Kristoffer Andersen

Personal information
- Date of birth: 9 December 1985 (age 40)
- Place of birth: Etterbeek, Belgium
- Height: 1.83 m (6 ft 0 in)
- Position: Midfielder

Youth career
- 1992–2000: Eupen
- 2000–2001: Anderlecht
- 2001: Eupen
- 2001–2004: Standard Liège

Senior career*
- Years: Team / Apps / (Gls)
- 2004–2005: Eupen / 33 / (4)
- 2005–2007: Brussels / 24 / (1)
- 2007–2008: B. Mönchengladbach II / 43 / (8)
- 2008–2009: VfR Aalen / 27 / (1)
- 2009–2010: MSV Duisburg / 23 / (0)
- 2010–2011: VfL Osnabrück / 24 / (3)
- 2011–2012: Ingolstadt 04 / 2 / (0)
- 2012–2013: Alemannia Aachen / 25 / (0)
- 2013–2019: Fortuna Köln / 107 / (5)

Managerial career
- 2021: Alemannia Aachen
- 2022: Eupen (caretaker)
- 2024: Eupen (caretaker)

= Kristoffer Andersen =

Belgian former footballer (born 1985)

Kristoffer Andersen (born 9 December 1985) is a retired Belgian footballer who played as a midfielder, and who is currently caretaker coach in charge of Belgian Pro League side Eupen for the second time. Andersen has both Danish and Belgian citizenship.

[Exercise description]: In the text about Kristoffer Andersen, which two citizenships does he hold?

[Items from a data source]:

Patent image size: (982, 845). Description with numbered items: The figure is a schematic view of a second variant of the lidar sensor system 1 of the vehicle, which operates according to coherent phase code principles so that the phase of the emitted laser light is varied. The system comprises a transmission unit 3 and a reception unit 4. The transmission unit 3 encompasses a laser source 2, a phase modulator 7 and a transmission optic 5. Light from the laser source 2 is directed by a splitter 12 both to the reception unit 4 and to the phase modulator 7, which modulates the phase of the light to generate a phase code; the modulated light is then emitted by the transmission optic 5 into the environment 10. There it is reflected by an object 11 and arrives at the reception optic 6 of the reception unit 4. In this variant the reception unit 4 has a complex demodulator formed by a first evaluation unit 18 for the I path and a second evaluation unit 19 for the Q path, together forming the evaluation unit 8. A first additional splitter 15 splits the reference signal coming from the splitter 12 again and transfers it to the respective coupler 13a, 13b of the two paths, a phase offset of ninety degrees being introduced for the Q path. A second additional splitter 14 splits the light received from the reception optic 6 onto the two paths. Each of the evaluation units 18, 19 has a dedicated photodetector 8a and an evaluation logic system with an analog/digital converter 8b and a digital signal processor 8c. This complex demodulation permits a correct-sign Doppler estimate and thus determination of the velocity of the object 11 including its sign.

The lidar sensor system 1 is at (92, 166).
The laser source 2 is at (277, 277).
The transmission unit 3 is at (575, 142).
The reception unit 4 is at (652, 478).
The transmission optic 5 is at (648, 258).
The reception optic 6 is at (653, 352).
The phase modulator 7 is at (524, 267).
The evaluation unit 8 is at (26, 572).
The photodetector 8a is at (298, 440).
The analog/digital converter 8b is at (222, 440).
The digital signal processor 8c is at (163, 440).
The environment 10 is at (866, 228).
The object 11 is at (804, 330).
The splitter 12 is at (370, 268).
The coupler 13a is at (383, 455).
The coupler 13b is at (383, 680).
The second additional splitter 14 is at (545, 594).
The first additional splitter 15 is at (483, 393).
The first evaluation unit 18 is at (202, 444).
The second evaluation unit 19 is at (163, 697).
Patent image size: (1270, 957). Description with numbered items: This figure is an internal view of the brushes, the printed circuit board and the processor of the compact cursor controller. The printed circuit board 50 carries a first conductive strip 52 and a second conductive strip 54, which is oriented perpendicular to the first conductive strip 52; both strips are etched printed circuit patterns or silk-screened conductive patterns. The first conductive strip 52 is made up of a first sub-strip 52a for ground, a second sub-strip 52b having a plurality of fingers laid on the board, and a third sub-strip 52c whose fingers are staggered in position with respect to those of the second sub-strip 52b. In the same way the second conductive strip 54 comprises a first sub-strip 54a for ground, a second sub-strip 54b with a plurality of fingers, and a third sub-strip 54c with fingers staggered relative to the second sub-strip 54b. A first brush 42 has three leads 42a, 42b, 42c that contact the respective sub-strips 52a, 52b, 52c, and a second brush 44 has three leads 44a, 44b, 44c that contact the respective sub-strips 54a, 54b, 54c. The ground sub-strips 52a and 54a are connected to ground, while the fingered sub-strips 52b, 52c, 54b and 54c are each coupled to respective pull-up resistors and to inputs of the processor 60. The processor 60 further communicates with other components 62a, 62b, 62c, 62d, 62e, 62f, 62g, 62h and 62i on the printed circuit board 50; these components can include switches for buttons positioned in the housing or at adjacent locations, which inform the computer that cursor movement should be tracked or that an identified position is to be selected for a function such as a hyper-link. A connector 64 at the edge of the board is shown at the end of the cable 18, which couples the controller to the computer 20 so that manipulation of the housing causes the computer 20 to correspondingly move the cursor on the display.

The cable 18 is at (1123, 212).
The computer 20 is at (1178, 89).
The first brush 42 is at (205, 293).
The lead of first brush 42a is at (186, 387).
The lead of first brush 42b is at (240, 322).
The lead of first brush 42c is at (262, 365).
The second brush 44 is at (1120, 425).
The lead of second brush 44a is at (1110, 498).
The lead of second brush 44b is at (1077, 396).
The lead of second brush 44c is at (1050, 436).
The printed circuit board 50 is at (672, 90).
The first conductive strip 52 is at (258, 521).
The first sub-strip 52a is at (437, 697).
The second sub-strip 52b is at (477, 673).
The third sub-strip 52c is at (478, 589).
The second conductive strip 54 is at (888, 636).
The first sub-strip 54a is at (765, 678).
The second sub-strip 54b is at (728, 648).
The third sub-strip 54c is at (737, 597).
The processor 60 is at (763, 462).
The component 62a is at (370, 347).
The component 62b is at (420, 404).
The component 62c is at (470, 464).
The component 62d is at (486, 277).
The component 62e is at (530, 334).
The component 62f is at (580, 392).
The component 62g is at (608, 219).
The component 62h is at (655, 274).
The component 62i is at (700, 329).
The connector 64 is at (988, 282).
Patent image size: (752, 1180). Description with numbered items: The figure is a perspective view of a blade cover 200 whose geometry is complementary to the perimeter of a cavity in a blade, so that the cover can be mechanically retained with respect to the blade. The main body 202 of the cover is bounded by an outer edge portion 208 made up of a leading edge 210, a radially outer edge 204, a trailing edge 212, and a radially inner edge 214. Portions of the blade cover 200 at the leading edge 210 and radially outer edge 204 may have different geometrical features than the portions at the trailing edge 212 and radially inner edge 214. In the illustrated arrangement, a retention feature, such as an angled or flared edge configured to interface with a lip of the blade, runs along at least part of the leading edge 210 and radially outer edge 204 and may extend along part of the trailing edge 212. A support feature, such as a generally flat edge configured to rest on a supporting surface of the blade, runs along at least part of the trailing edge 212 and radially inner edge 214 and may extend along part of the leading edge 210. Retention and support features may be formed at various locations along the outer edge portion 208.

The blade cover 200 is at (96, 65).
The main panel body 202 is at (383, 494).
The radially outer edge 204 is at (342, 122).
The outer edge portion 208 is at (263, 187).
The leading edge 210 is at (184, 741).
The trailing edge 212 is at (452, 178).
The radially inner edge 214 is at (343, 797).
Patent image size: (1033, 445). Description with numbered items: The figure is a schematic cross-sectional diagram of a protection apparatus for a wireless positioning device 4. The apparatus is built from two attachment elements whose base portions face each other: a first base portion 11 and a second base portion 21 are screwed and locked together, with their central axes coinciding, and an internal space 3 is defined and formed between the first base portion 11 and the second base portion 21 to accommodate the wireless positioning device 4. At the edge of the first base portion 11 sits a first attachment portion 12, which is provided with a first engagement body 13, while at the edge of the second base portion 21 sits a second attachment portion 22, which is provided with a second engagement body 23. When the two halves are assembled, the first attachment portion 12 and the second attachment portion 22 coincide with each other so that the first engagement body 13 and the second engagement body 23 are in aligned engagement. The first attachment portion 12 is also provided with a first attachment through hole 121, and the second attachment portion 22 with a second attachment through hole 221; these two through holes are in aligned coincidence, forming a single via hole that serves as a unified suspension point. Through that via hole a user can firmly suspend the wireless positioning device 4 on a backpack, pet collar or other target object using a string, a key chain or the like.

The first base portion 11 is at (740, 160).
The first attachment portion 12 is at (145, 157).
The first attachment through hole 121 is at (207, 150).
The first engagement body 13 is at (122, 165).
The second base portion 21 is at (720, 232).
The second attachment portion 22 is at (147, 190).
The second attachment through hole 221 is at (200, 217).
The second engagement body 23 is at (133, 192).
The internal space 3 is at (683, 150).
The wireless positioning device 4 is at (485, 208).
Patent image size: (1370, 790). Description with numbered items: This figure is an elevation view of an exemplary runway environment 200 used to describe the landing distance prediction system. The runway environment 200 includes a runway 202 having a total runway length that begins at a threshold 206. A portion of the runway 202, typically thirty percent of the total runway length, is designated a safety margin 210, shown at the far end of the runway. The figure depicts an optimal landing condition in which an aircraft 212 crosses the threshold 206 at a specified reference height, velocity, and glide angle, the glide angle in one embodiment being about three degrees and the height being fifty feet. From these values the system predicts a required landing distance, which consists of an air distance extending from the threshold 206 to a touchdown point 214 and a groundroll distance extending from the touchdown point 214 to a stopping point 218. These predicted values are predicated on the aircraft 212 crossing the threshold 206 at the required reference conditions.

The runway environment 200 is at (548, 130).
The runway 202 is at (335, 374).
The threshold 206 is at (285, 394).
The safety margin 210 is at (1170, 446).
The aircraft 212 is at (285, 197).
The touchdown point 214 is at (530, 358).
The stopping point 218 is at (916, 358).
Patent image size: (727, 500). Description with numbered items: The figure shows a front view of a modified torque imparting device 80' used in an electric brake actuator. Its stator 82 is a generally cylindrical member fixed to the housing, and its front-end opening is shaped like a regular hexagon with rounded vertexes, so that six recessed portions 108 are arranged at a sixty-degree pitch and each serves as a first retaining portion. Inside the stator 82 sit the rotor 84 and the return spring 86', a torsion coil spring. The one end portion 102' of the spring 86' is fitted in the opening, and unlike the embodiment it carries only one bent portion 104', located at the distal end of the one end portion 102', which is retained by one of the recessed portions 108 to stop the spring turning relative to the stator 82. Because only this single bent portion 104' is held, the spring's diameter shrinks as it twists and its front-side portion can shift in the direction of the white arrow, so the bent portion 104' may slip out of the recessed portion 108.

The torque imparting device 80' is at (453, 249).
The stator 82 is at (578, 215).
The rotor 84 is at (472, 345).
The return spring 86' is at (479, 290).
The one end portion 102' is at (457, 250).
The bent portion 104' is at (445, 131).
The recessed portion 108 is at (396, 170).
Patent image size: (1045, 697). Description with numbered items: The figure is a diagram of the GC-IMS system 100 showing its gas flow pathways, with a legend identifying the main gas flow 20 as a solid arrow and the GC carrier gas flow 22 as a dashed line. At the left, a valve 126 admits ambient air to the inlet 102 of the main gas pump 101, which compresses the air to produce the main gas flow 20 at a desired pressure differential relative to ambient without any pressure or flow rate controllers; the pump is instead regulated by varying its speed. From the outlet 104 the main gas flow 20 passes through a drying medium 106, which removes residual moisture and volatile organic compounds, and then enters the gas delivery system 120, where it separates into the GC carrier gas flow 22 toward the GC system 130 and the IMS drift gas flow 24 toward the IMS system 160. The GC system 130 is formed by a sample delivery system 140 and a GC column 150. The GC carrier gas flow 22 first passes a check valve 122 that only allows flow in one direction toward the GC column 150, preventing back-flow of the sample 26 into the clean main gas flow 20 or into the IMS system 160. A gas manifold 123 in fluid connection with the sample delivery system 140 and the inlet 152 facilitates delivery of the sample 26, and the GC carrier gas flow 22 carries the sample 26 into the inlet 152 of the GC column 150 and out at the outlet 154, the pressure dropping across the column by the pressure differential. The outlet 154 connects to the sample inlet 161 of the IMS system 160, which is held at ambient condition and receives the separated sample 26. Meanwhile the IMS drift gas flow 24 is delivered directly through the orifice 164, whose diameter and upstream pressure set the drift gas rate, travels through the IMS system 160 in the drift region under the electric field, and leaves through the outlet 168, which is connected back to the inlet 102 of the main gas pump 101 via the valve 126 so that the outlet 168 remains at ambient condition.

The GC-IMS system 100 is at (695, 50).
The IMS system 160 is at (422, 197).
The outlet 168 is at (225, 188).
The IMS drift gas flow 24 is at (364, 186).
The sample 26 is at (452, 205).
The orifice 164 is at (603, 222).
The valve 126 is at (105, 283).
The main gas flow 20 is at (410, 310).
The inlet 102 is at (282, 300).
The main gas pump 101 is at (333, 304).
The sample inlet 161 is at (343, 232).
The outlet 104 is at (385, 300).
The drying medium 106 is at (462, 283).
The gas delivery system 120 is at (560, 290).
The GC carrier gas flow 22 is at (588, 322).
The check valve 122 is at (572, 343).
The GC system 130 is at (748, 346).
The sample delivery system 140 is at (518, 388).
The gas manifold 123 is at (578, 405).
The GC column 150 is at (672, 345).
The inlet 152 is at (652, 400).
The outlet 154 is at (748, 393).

[Solution to the problem]: Danish and Belgian.